* _Aim of the task_
The listing below should be written out exactly; please include all of it.

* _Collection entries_
++++++++
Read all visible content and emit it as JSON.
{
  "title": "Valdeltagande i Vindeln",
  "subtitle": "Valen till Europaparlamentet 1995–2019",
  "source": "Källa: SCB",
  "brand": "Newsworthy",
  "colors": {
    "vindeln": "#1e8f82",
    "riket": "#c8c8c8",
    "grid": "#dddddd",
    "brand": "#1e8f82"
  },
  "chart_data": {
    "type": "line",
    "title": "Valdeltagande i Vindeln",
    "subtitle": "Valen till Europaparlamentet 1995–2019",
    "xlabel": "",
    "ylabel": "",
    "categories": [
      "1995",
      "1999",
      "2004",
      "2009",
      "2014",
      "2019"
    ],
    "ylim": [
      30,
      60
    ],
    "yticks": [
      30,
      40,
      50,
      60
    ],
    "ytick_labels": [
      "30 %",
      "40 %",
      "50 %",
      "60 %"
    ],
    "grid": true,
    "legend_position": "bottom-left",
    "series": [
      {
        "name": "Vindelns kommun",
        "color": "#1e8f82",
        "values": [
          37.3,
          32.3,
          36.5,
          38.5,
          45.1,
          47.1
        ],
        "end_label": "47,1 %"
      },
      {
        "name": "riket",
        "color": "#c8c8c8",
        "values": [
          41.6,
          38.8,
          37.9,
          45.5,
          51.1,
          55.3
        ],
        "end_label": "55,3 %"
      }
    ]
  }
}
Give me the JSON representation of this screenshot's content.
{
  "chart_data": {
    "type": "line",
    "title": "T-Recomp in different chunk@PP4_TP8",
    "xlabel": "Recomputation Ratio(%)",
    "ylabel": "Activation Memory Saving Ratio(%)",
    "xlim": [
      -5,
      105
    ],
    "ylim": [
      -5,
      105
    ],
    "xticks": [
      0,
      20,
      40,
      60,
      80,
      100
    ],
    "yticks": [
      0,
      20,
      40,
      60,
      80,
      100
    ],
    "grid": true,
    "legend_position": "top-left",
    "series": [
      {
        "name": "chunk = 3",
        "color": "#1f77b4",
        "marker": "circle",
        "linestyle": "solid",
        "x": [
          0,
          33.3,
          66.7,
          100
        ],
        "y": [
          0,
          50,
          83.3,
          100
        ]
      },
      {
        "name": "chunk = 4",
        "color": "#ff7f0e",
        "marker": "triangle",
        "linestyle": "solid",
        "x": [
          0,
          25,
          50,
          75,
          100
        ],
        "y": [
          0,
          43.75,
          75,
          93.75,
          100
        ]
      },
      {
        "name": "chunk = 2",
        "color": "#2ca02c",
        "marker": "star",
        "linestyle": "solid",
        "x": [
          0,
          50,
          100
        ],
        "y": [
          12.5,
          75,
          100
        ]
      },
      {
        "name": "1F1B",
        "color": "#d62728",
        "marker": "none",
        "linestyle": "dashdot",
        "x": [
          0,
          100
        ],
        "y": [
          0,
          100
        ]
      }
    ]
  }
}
++++++++
* _Task response_
Read all visible content and emit it as JSON.
{
  "title": "Valdeltagande i Vindeln",
  "subtitle": "Valen till Europaparlamentet 1995–2019",
  "source": "Källa: SCB",
  "brand": "Newsworthy",
  "colors": {
    "vindeln": "#1e8f82",
    "riket": "#c8c8c8",
    "grid": "#dddddd",
    "brand": "#1e8f82"
  },
  "chart_data": {
    "type": "line",
    "title": "Valdeltagande i Vindeln",
    "subtitle": "Valen till Europaparlamentet 1995–2019",
    "xlabel": "",
    "ylabel": "",
    "categories": [
      "1995",
      "1999",
      "2004",
      "2009",
      "2014",
      "2019"
    ],
    "ylim": [
      30,
      60
    ],
    "yticks": [
      30,
      40,
      50,
      60
    ],
    "ytick_labels": [
      "30 %",
      "40 %",
      "50 %",
      "60 %"
    ],
    "grid": true,
    "legend_position": "bottom-left",
    "series": [
      {
        "name": "Vindelns kommun",
        "color": "#1e8f82",
        "values": [
          37.3,
          32.3,
          36.5,
          38.5,
          45.1,
          47.1
        ],
        "end_label": "47,1 %"
      },
      {
        "name": "riket",
        "color": "#c8c8c8",
        "values": [
          41.6,
          38.8,
          37.9,
          45.5,
          51.1,
          55.3
        ],
        "end_label": "55,3 %"
      }
    ]
  }
}
Give me the JSON representation of this screenshot's content.
{
  "chart_data": {
    "type": "line",
    "title": "T-Recomp in different chunk@PP4_TP8",
    "xlabel": "Recomputation Ratio(%)",
    "ylabel": "Activation Memory Saving Ratio(%)",
    "xlim": [
      -5,
      105
    ],
    "ylim": [
      -5,
      105
    ],
    "xticks": [
      0,
      20,
      40,
      60,
      80,
      100
    ],
    "yticks": [
      0,
      20,
      40,
      60,
      80,
      100
    ],
    "grid": true,
    "legend_position": "top-left",
    "series": [
      {
        "name": "chunk = 3",
        "color": "#1f77b4",
        "marker": "circle",
        "linestyle": "solid",
        "x": [
          0,
          33.3,
          66.7,
          100
        ],
        "y": [
          0,
          50,
          83.3,
          100
        ]
      },
      {
        "name": "chunk = 4",
        "color": "#ff7f0e",
        "marker": "triangle",
        "linestyle": "solid",
        "x": [
          0,
          25,
          50,
          75,
          100
        ],
        "y": [
          0,
          43.75,
          75,
          93.75,
          100
        ]
      },
      {
        "name": "chunk = 2",
        "color": "#2ca02c",
        "marker": "star",
        "linestyle": "solid",
        "x": [
          0,
          50,
          100
        ],
        "y": [
          12.5,
          75,
          100
        ]
      },
      {
        "name": "1F1B",
        "color": "#d62728",
        "marker": "none",
        "linestyle": "dashdot",
        "x": [
          0,
          100
        ],
        "y": [
          0,
          100
        ]
      }
    ]
  }
}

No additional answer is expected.